Material for the task:
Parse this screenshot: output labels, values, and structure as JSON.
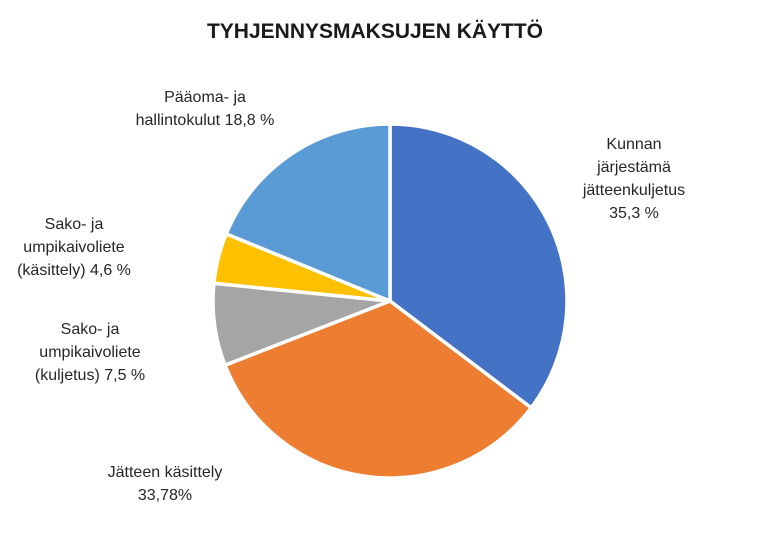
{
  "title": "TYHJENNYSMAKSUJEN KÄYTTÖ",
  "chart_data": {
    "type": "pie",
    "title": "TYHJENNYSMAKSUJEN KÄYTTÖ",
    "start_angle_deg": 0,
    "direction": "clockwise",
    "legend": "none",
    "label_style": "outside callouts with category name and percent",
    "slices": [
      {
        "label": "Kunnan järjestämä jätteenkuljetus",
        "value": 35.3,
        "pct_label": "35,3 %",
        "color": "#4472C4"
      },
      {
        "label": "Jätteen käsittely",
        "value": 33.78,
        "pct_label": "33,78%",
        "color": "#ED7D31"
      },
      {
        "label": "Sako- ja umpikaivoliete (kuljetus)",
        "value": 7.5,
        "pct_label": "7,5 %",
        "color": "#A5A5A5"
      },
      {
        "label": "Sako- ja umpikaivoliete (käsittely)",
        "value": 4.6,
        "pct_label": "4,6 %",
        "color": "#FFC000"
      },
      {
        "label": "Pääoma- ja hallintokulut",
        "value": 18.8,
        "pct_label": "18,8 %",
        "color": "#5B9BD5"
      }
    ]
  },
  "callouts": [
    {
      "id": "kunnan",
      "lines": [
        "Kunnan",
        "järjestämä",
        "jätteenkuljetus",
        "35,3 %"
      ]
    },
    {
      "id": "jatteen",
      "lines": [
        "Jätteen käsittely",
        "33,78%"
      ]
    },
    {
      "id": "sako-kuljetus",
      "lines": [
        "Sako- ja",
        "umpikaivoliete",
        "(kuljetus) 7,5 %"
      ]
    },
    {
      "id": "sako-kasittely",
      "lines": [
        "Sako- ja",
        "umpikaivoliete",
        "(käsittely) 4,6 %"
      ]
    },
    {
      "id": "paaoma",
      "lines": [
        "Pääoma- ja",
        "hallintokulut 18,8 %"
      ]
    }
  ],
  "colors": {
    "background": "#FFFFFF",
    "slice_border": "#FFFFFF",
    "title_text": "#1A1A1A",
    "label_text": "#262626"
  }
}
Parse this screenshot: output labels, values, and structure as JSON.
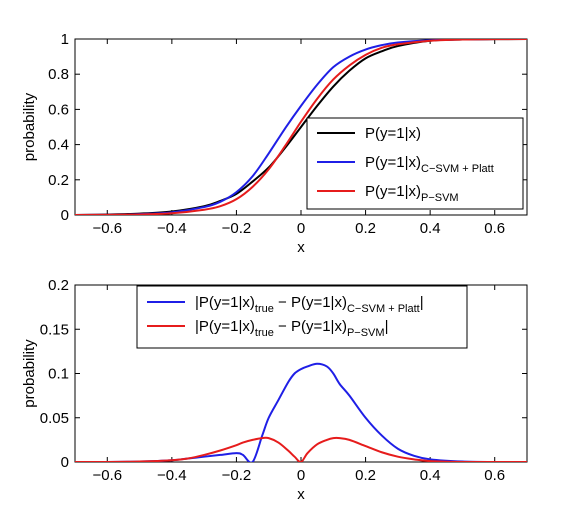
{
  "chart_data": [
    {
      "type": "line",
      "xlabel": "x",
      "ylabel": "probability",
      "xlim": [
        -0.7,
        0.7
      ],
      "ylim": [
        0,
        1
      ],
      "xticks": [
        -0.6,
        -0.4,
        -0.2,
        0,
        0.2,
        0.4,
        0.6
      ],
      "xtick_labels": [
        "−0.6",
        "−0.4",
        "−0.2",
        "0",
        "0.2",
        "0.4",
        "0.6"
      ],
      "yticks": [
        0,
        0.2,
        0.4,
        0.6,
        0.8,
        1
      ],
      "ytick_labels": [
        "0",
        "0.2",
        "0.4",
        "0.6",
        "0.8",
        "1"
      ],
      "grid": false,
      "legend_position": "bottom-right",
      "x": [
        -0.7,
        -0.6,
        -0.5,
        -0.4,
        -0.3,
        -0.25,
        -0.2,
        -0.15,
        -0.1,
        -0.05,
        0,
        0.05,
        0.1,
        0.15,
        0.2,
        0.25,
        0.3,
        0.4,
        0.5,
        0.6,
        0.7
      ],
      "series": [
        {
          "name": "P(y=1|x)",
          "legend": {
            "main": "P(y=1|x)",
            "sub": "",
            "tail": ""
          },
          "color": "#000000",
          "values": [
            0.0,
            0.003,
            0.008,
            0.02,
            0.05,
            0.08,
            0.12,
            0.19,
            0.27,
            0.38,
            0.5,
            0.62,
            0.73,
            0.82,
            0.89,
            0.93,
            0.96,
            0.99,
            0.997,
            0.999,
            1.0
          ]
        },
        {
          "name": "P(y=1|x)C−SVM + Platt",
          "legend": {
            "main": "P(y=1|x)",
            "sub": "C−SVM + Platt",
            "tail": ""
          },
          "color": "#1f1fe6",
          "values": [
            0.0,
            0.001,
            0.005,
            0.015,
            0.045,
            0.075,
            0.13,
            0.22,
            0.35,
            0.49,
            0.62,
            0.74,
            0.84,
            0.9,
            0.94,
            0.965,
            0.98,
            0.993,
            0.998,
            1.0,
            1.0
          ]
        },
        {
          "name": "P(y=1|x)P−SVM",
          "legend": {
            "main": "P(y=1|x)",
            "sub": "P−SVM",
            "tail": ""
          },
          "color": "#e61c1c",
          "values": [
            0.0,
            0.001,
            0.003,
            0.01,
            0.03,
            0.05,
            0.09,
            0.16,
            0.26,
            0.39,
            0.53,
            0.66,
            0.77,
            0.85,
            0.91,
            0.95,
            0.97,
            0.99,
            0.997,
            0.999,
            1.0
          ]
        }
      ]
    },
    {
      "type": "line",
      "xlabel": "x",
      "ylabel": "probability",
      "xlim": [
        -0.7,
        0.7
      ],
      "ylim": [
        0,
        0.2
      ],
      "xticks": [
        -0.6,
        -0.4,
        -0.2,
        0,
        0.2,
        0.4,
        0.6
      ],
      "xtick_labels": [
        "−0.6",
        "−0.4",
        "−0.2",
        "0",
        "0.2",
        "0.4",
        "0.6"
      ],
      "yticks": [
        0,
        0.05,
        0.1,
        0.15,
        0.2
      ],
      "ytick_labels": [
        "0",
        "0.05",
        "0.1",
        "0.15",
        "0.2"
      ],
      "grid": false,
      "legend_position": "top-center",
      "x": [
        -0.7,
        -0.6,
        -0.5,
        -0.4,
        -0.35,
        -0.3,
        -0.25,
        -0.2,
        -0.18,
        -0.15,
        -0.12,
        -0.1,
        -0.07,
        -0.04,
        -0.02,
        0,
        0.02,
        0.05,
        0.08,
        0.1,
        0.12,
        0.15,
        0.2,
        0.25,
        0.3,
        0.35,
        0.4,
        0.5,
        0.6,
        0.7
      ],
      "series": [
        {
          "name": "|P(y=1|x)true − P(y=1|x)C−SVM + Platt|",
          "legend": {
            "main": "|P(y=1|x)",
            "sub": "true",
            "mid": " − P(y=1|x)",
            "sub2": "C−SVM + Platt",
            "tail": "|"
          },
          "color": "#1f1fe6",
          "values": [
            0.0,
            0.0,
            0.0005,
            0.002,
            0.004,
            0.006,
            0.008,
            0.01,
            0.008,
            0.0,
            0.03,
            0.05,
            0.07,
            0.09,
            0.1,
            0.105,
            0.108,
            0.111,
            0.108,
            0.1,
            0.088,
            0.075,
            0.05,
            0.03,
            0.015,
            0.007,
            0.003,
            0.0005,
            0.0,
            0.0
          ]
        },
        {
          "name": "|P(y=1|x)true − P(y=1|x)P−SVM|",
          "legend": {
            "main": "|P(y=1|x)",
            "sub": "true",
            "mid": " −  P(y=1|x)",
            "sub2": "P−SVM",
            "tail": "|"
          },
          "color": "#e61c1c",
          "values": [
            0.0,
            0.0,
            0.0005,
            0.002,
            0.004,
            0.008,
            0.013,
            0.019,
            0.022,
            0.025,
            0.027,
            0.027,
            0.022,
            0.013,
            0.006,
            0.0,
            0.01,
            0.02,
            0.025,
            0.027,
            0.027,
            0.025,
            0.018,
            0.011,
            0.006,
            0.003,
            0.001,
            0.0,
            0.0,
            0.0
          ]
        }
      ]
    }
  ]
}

Work to complete: What comes back should match the records exactly, minus any pictures.

Output of the exercise:
Parse this screenshot: output labels, values, and structure as JSON.
{
  "title": "TYHJENNYSMAKSUJEN KÄYTTÖ",
  "chart_data": {
    "type": "pie",
    "title": "TYHJENNYSMAKSUJEN KÄYTTÖ",
    "start_angle_deg": 0,
    "direction": "clockwise",
    "legend": "none",
    "label_style": "outside callouts with category name and percent",
    "slices": [
      {
        "label": "Kunnan järjestämä jätteenkuljetus",
        "value": 35.3,
        "pct_label": "35,3 %",
        "color": "#4472C4"
      },
      {
        "label": "Jätteen käsittely",
        "value": 33.78,
        "pct_label": "33,78%",
        "color": "#ED7D31"
      },
      {
        "label": "Sako- ja umpikaivoliete (kuljetus)",
        "value": 7.5,
        "pct_label": "7,5 %",
        "color": "#A5A5A5"
      },
      {
        "label": "Sako- ja umpikaivoliete (käsittely)",
        "value": 4.6,
        "pct_label": "4,6 %",
        "color": "#FFC000"
      },
      {
        "label": "Pääoma- ja hallintokulut",
        "value": 18.8,
        "pct_label": "18,8 %",
        "color": "#5B9BD5"
      }
    ]
  },
  "callouts": [
    {
      "id": "kunnan",
      "lines": [
        "Kunnan",
        "järjestämä",
        "jätteenkuljetus",
        "35,3 %"
      ]
    },
    {
      "id": "jatteen",
      "lines": [
        "Jätteen käsittely",
        "33,78%"
      ]
    },
    {
      "id": "sako-kuljetus",
      "lines": [
        "Sako- ja",
        "umpikaivoliete",
        "(kuljetus) 7,5 %"
      ]
    },
    {
      "id": "sako-kasittely",
      "lines": [
        "Sako- ja",
        "umpikaivoliete",
        "(käsittely) 4,6 %"
      ]
    },
    {
      "id": "paaoma",
      "lines": [
        "Pääoma- ja",
        "hallintokulut 18,8 %"
      ]
    }
  ],
  "colors": {
    "background": "#FFFFFF",
    "slice_border": "#FFFFFF",
    "title_text": "#1A1A1A",
    "label_text": "#262626"
  }
}
Parse this screenshot: output labels, values, and structure as JSON.
{
  "chart_data": [
    {
      "type": "line",
      "xlabel": "x",
      "ylabel": "probability",
      "xlim": [
        -0.7,
        0.7
      ],
      "ylim": [
        0,
        1
      ],
      "xticks": [
        -0.6,
        -0.4,
        -0.2,
        0,
        0.2,
        0.4,
        0.6
      ],
      "xtick_labels": [
        "−0.6",
        "−0.4",
        "−0.2",
        "0",
        "0.2",
        "0.4",
        "0.6"
      ],
      "yticks": [
        0,
        0.2,
        0.4,
        0.6,
        0.8,
        1
      ],
      "ytick_labels": [
        "0",
        "0.2",
        "0.4",
        "0.6",
        "0.8",
        "1"
      ],
      "grid": false,
      "legend_position": "bottom-right",
      "x": [
        -0.7,
        -0.6,
        -0.5,
        -0.4,
        -0.3,
        -0.25,
        -0.2,
        -0.15,
        -0.1,
        -0.05,
        0,
        0.05,
        0.1,
        0.15,
        0.2,
        0.25,
        0.3,
        0.4,
        0.5,
        0.6,
        0.7
      ],
      "series": [
        {
          "name": "P(y=1|x)",
          "legend": {
            "main": "P(y=1|x)",
            "sub": "",
            "tail": ""
          },
          "color": "#000000",
          "values": [
            0.0,
            0.003,
            0.008,
            0.02,
            0.05,
            0.08,
            0.12,
            0.19,
            0.27,
            0.38,
            0.5,
            0.62,
            0.73,
            0.82,
            0.89,
            0.93,
            0.96,
            0.99,
            0.997,
            0.999,
            1.0
          ]
        },
        {
          "name": "P(y=1|x)C−SVM + Platt",
          "legend": {
            "main": "P(y=1|x)",
            "sub": "C−SVM + Platt",
            "tail": ""
          },
          "color": "#1f1fe6",
          "values": [
            0.0,
            0.001,
            0.005,
            0.015,
            0.045,
            0.075,
            0.13,
            0.22,
            0.35,
            0.49,
            0.62,
            0.74,
            0.84,
            0.9,
            0.94,
            0.965,
            0.98,
            0.993,
            0.998,
            1.0,
            1.0
          ]
        },
        {
          "name": "P(y=1|x)P−SVM",
          "legend": {
            "main": "P(y=1|x)",
            "sub": "P−SVM",
            "tail": ""
          },
          "color": "#e61c1c",
          "values": [
            0.0,
            0.001,
            0.003,
            0.01,
            0.03,
            0.05,
            0.09,
            0.16,
            0.26,
            0.39,
            0.53,
            0.66,
            0.77,
            0.85,
            0.91,
            0.95,
            0.97,
            0.99,
            0.997,
            0.999,
            1.0
          ]
        }
      ]
    },
    {
      "type": "line",
      "xlabel": "x",
      "ylabel": "probability",
      "xlim": [
        -0.7,
        0.7
      ],
      "ylim": [
        0,
        0.2
      ],
      "xticks": [
        -0.6,
        -0.4,
        -0.2,
        0,
        0.2,
        0.4,
        0.6
      ],
      "xtick_labels": [
        "−0.6",
        "−0.4",
        "−0.2",
        "0",
        "0.2",
        "0.4",
        "0.6"
      ],
      "yticks": [
        0,
        0.05,
        0.1,
        0.15,
        0.2
      ],
      "ytick_labels": [
        "0",
        "0.05",
        "0.1",
        "0.15",
        "0.2"
      ],
      "grid": false,
      "legend_position": "top-center",
      "x": [
        -0.7,
        -0.6,
        -0.5,
        -0.4,
        -0.35,
        -0.3,
        -0.25,
        -0.2,
        -0.18,
        -0.15,
        -0.12,
        -0.1,
        -0.07,
        -0.04,
        -0.02,
        0,
        0.02,
        0.05,
        0.08,
        0.1,
        0.12,
        0.15,
        0.2,
        0.25,
        0.3,
        0.35,
        0.4,
        0.5,
        0.6,
        0.7
      ],
      "series": [
        {
          "name": "|P(y=1|x)true − P(y=1|x)C−SVM + Platt|",
          "legend": {
            "main": "|P(y=1|x)",
            "sub": "true",
            "mid": " − P(y=1|x)",
            "sub2": "C−SVM + Platt",
            "tail": "|"
          },
          "color": "#1f1fe6",
          "values": [
            0.0,
            0.0,
            0.0005,
            0.002,
            0.004,
            0.006,
            0.008,
            0.01,
            0.008,
            0.0,
            0.03,
            0.05,
            0.07,
            0.09,
            0.1,
            0.105,
            0.108,
            0.111,
            0.108,
            0.1,
            0.088,
            0.075,
            0.05,
            0.03,
            0.015,
            0.007,
            0.003,
            0.0005,
            0.0,
            0.0
          ]
        },
        {
          "name": "|P(y=1|x)true − P(y=1|x)P−SVM|",
          "legend": {
            "main": "|P(y=1|x)",
            "sub": "true",
            "mid": " −  P(y=1|x)",
            "sub2": "P−SVM",
            "tail": "|"
          },
          "color": "#e61c1c",
          "values": [
            0.0,
            0.0,
            0.0005,
            0.002,
            0.004,
            0.008,
            0.013,
            0.019,
            0.022,
            0.025,
            0.027,
            0.027,
            0.022,
            0.013,
            0.006,
            0.0,
            0.01,
            0.02,
            0.025,
            0.027,
            0.027,
            0.025,
            0.018,
            0.011,
            0.006,
            0.003,
            0.001,
            0.0,
            0.0,
            0.0
          ]
        }
      ]
    }
  ]
}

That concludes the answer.